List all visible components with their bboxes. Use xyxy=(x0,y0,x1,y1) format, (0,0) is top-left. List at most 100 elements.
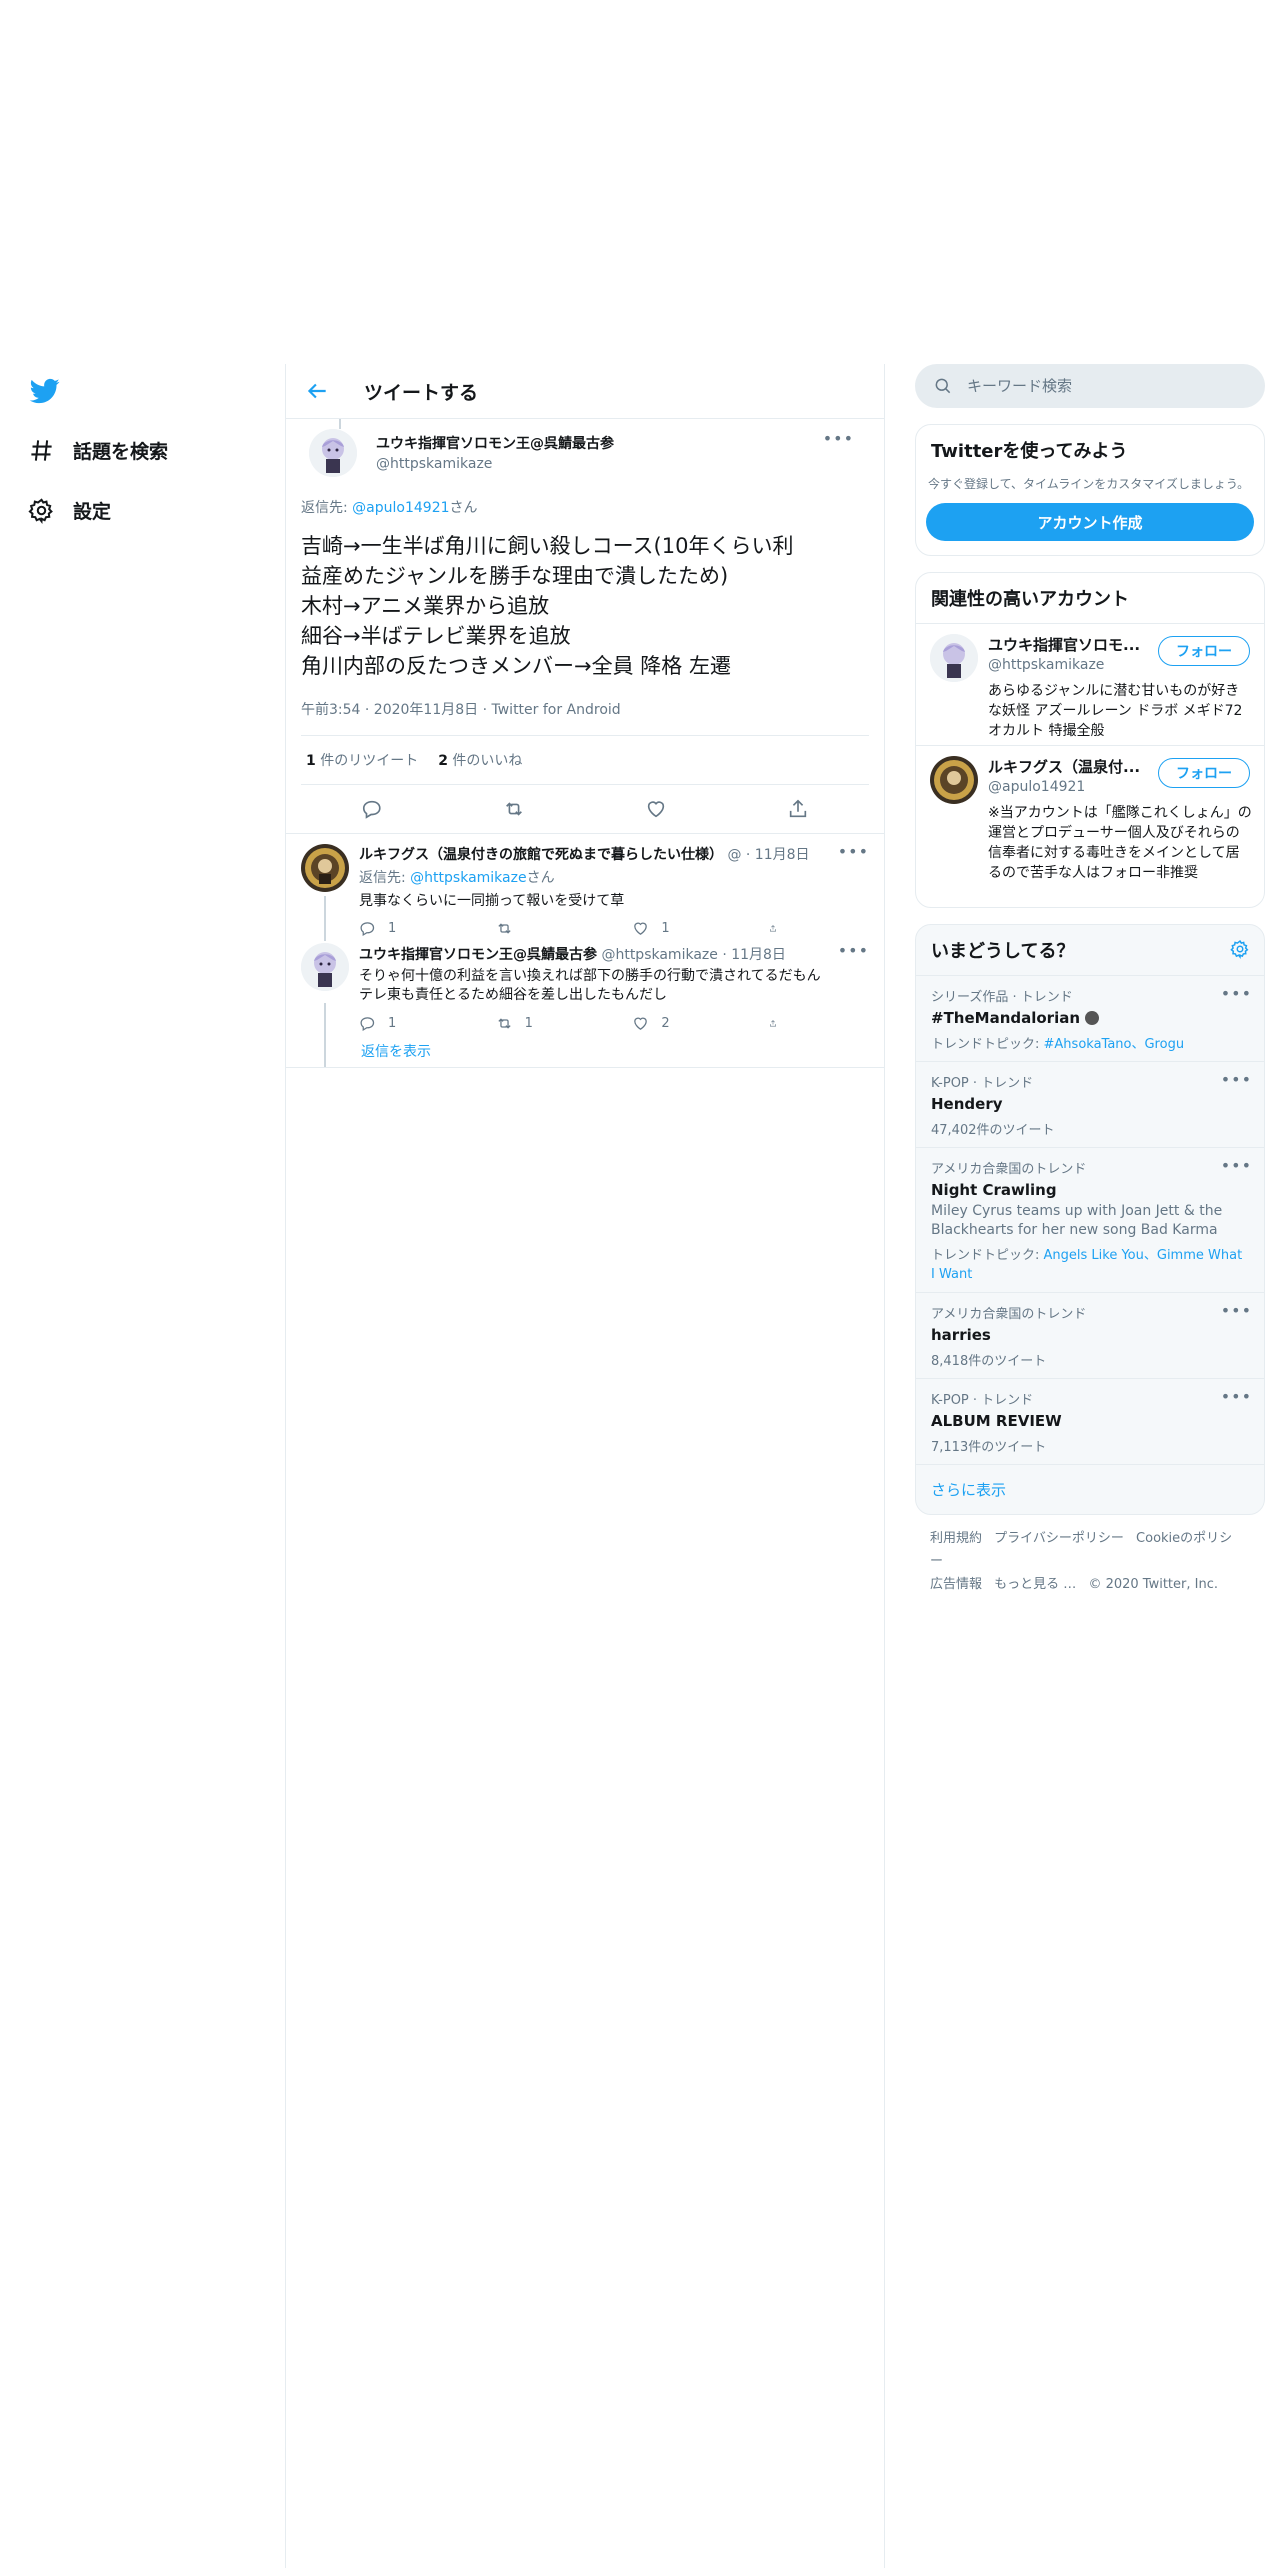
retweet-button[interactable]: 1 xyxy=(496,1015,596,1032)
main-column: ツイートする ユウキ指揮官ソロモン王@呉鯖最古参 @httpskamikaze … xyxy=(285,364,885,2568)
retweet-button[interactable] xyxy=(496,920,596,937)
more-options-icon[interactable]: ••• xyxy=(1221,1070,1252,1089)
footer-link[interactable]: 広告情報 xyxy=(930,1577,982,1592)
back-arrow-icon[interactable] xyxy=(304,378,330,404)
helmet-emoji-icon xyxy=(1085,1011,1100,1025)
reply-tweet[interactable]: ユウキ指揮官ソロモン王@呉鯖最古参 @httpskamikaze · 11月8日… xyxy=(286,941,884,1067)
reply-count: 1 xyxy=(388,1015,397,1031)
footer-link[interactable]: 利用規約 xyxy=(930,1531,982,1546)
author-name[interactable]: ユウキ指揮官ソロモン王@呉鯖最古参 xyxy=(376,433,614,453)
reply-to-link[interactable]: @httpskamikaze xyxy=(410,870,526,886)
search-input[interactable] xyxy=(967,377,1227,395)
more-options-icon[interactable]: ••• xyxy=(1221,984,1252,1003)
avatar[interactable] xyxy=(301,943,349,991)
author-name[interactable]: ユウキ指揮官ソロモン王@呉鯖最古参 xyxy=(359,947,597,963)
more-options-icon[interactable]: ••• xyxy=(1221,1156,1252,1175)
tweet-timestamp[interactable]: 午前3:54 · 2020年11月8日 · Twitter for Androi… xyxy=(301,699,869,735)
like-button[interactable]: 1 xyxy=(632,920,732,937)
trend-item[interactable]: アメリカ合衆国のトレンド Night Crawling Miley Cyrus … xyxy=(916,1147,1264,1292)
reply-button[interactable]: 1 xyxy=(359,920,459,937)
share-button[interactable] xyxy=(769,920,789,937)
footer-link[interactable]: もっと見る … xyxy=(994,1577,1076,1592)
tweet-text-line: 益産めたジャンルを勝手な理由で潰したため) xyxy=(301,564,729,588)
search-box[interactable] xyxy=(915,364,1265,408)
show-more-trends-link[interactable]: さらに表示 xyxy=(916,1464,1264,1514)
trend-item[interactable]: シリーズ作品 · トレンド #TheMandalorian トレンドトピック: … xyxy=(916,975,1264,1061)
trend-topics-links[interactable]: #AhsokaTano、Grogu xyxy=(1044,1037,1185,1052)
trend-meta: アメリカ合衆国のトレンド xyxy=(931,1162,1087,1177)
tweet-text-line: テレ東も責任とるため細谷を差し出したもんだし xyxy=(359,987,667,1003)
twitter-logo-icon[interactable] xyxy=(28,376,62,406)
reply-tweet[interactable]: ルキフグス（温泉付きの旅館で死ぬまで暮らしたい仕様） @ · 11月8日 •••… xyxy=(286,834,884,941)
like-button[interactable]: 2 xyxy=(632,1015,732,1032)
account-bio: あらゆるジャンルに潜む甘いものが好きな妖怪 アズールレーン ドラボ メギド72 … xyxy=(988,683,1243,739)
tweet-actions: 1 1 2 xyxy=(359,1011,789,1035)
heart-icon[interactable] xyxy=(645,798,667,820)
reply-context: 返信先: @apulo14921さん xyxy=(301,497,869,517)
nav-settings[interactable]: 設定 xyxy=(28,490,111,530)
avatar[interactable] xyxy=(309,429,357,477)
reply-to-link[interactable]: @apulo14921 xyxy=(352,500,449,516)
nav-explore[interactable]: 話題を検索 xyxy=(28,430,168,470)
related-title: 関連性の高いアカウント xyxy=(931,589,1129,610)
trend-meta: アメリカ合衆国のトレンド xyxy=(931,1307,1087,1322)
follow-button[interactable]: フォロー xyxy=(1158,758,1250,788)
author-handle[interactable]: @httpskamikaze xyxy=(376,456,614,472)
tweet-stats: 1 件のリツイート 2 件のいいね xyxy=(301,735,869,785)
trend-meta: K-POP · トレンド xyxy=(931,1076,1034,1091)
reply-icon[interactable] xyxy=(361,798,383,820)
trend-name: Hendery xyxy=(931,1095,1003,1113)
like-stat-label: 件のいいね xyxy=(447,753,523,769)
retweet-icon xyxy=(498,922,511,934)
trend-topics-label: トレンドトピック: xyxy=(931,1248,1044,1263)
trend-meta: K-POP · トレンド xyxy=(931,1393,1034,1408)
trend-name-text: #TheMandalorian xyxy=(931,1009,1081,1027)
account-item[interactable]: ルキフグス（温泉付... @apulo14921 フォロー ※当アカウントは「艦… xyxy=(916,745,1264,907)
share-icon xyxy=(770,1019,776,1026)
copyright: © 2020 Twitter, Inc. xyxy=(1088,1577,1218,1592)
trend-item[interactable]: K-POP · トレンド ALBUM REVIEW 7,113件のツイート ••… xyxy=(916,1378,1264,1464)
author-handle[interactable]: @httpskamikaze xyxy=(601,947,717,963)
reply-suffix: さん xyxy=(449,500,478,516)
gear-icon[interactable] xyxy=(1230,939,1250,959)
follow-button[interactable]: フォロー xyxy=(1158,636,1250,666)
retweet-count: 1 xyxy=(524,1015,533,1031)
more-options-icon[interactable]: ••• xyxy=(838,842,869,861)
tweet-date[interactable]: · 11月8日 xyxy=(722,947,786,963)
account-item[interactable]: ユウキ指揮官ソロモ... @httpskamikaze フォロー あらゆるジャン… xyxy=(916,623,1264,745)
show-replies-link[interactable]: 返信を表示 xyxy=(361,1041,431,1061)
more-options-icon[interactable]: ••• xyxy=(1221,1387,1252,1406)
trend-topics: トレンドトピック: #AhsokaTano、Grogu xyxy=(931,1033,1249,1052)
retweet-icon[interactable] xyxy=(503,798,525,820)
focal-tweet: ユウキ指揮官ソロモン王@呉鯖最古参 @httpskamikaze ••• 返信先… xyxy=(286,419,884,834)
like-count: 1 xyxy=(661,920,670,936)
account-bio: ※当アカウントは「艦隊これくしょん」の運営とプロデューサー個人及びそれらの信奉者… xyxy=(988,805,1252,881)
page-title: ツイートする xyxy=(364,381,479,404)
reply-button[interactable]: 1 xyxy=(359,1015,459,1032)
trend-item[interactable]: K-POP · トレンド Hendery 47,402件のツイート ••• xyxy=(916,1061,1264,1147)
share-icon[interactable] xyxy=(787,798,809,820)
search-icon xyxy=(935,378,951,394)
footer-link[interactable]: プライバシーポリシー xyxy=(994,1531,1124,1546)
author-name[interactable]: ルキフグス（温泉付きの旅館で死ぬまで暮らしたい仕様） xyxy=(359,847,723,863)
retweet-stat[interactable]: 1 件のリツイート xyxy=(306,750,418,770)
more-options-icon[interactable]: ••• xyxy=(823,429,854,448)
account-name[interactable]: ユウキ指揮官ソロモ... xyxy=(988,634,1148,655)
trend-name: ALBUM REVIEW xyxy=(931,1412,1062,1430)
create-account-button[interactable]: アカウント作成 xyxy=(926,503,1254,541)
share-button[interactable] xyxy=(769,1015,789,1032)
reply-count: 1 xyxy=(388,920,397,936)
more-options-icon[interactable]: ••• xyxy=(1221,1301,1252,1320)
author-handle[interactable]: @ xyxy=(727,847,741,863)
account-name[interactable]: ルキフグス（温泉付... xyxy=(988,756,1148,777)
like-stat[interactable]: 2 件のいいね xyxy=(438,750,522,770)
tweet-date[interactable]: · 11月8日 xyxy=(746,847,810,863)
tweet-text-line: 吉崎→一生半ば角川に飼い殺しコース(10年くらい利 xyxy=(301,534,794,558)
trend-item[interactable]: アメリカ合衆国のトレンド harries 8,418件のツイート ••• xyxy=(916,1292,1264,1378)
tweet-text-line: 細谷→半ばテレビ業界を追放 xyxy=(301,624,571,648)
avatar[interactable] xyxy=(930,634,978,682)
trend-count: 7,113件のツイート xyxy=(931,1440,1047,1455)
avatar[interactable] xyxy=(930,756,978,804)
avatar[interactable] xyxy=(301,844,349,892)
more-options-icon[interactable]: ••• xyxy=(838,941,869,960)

• [What to produce]
Retype the items above exactly as they appear, covering only the stretch from the line containing "retweet-button[interactable]: 1 xyxy=(496,1015,596,1032)" through the line containing "footer-link[interactable]: 利用規約 xyxy=(930,1531,982,1546)".

• [Solution]
retweet-button[interactable]: 1 xyxy=(496,1015,596,1032)
main-column: ツイートする ユウキ指揮官ソロモン王@呉鯖最古参 @httpskamikaze … xyxy=(285,364,885,2568)
retweet-button[interactable] xyxy=(496,920,596,937)
more-options-icon[interactable]: ••• xyxy=(1221,1070,1252,1089)
footer-link[interactable]: 広告情報 xyxy=(930,1577,982,1592)
back-arrow-icon[interactable] xyxy=(304,378,330,404)
helmet-emoji-icon xyxy=(1085,1011,1100,1025)
reply-tweet[interactable]: ユウキ指揮官ソロモン王@呉鯖最古参 @httpskamikaze · 11月8日… xyxy=(286,941,884,1067)
reply-count: 1 xyxy=(388,1015,397,1031)
footer-link[interactable]: 利用規約 xyxy=(930,1531,982,1546)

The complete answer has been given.